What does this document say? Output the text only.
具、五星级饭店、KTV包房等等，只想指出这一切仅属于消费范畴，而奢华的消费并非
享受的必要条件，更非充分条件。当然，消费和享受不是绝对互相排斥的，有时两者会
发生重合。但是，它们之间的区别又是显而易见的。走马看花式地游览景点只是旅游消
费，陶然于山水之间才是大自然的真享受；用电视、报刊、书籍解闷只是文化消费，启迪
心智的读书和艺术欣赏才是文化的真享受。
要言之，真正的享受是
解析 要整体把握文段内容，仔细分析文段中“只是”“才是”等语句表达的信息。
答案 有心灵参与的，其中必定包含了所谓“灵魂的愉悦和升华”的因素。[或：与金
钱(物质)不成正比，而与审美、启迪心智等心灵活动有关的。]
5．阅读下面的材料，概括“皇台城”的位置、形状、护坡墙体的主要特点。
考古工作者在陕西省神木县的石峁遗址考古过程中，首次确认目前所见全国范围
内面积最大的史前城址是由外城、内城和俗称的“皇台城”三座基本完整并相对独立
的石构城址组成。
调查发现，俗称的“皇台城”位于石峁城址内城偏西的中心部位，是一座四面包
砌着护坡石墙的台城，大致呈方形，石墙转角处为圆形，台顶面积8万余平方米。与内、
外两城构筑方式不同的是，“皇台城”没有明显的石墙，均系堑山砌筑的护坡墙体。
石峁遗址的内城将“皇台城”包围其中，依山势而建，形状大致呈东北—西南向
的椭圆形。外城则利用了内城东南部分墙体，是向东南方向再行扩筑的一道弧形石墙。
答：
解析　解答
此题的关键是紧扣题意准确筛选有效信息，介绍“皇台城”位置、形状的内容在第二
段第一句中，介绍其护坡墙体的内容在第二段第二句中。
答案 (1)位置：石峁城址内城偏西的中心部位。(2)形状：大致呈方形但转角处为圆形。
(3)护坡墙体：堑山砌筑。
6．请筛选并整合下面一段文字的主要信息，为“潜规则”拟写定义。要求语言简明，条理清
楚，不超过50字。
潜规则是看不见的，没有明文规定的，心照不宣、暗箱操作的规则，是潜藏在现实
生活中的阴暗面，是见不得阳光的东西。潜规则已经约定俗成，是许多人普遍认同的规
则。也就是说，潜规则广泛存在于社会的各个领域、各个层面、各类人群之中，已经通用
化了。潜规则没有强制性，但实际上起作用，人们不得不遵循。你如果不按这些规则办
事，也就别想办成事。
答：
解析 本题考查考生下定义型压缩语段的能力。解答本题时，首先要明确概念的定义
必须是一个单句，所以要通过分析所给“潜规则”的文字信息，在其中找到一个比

## YOUR INSTRUCTIONS
Please reproduce all of the entries exactly as they stand.

## FULL RESPONSE
What does this document say? Output the text only.
具、五星级饭店、KTV包房等等，只想指出这一切仅属于消费范畴，而奢华的消费并非
享受的必要条件，更非充分条件。当然，消费和享受不是绝对互相排斥的，有时两者会
发生重合。但是，它们之间的区别又是显而易见的。走马看花式地游览景点只是旅游消
费，陶然于山水之间才是大自然的真享受；用电视、报刊、书籍解闷只是文化消费，启迪
心智的读书和艺术欣赏才是文化的真享受。
要言之，真正的享受是
解析 要整体把握文段内容，仔细分析文段中“只是”“才是”等语句表达的信息。
答案 有心灵参与的，其中必定包含了所谓“灵魂的愉悦和升华”的因素。[或：与金
钱(物质)不成正比，而与审美、启迪心智等心灵活动有关的。]
5．阅读下面的材料，概括“皇台城”的位置、形状、护坡墙体的主要特点。
考古工作者在陕西省神木县的石峁遗址考古过程中，首次确认目前所见全国范围
内面积最大的史前城址是由外城、内城和俗称的“皇台城”三座基本完整并相对独立
的石构城址组成。
调查发现，俗称的“皇台城”位于石峁城址内城偏西的中心部位，是一座四面包
砌着护坡石墙的台城，大致呈方形，石墙转角处为圆形，台顶面积8万余平方米。与内、
外两城构筑方式不同的是，“皇台城”没有明显的石墙，均系堑山砌筑的护坡墙体。
石峁遗址的内城将“皇台城”包围其中，依山势而建，形状大致呈东北—西南向
的椭圆形。外城则利用了内城东南部分墙体，是向东南方向再行扩筑的一道弧形石墙。
答：
解析　解答
此题的关键是紧扣题意准确筛选有效信息，介绍“皇台城”位置、形状的内容在第二
段第一句中，介绍其护坡墙体的内容在第二段第二句中。
答案 (1)位置：石峁城址内城偏西的中心部位。(2)形状：大致呈方形但转角处为圆形。
(3)护坡墙体：堑山砌筑。
6．请筛选并整合下面一段文字的主要信息，为“潜规则”拟写定义。要求语言简明，条理清
楚，不超过50字。
潜规则是看不见的，没有明文规定的，心照不宣、暗箱操作的规则，是潜藏在现实
生活中的阴暗面，是见不得阳光的东西。潜规则已经约定俗成，是许多人普遍认同的规
则。也就是说，潜规则广泛存在于社会的各个领域、各个层面、各类人群之中，已经通用
化了。潜规则没有强制性，但实际上起作用，人们不得不遵循。你如果不按这些规则办
事，也就别想办成事。
答：
解析 本题考查考生下定义型压缩语段的能力。解答本题时，首先要明确概念的定义
必须是一个单句，所以要通过分析所给“潜规则”的文字信息，在其中找到一个比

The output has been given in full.